**Problem description:**
Convert the lines of every entry below into a numbered list, skipping blank lines. Leave the pictures out.

**Information shown:**
##############################
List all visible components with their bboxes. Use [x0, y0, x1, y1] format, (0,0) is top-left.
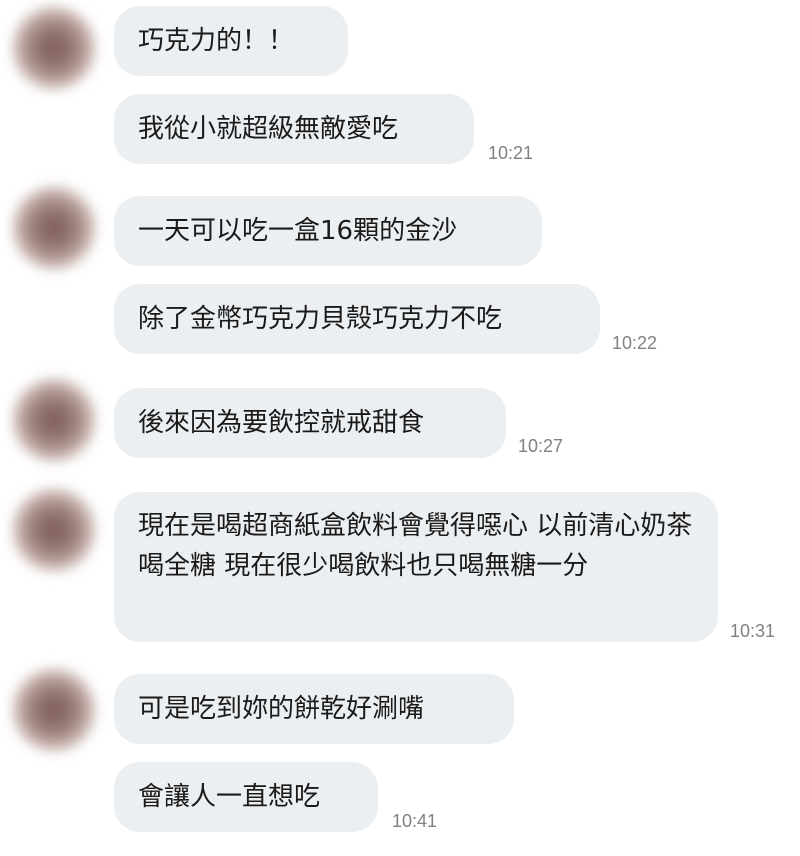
contact-avatar[interactable]	[12, 668, 96, 752]
message-timestamp: 10:31	[730, 621, 776, 641]
message-bubble[interactable]: 我從小就超級無敵愛吃	[114, 94, 474, 164]
message-bubble[interactable]: 會讓人一直想吃	[114, 762, 378, 832]
message-bubble[interactable]: 後來因為要飲控就戒甜食	[114, 388, 506, 458]
message-bubble[interactable]: 巧克力的！！	[114, 6, 348, 76]
message-timestamp: 10:22	[612, 333, 658, 353]
contact-avatar[interactable]	[12, 6, 96, 90]
message-timestamp: 10:27	[518, 436, 564, 456]
message-bubble[interactable]: 可是吃到妳的餅乾好涮嘴	[114, 674, 514, 744]
message-bubble[interactable]: 一天可以吃一盒16顆的金沙	[114, 196, 542, 266]
message-bubble[interactable]: 除了金幣巧克力貝殼巧克力不吃	[114, 284, 600, 354]
contact-avatar[interactable]	[12, 378, 96, 462]
message-bubble[interactable]: 現在是喝超商紙盒飲料會覺得噁心 以前清心奶茶喝全糖 現在很少喝飲料也只喝無糖一分	[114, 492, 718, 642]
contact-avatar[interactable]	[12, 186, 96, 270]
contact-avatar[interactable]	[12, 488, 96, 572]
message-timestamp: 10:41	[392, 811, 438, 831]
message-timestamp: 10:21	[488, 143, 534, 163]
##############################
**The completed task:**
1. List all visible components with their bboxes. Use [x0, y0, x1, y1] format, (0,0) is top-left.
2. contact-avatar[interactable]	[12, 668, 96, 752]
3. message-timestamp: 10:31	[730, 621, 776, 641]
4. message-bubble[interactable]: 我從小就超級無敵愛吃	[114, 94, 474, 164]
5. message-bubble[interactable]: 會讓人一直想吃	[114, 762, 378, 832]
6. message-bubble[interactable]: 後來因為要飲控就戒甜食	[114, 388, 506, 458]
7. message-bubble[interactable]: 巧克力的！！	[114, 6, 348, 76]
8. message-timestamp: 10:22	[612, 333, 658, 353]
9. contact-avatar[interactable]	[12, 6, 96, 90]
10. message-timestamp: 10:27	[518, 436, 564, 456]
11. message-bubble[interactable]: 可是吃到妳的餅乾好涮嘴	[114, 674, 514, 744]
12. message-bubble[interactable]: 一天可以吃一盒16顆的金沙	[114, 196, 542, 266]
13. message-bubble[interactable]: 除了金幣巧克力貝殼巧克力不吃	[114, 284, 600, 354]
14. contact-avatar[interactable]	[12, 378, 96, 462]
15. message-bubble[interactable]: 現在是喝超商紙盒飲料會覺得噁心 以前清心奶茶喝全糖 現在很少喝飲料也只喝無糖一分	[114, 492, 718, 642]
16. contact-avatar[interactable]	[12, 186, 96, 270]
17. contact-avatar[interactable]	[12, 488, 96, 572]
18. message-timestamp: 10:41	[392, 811, 438, 831]
19. message-timestamp: 10:21	[488, 143, 534, 163]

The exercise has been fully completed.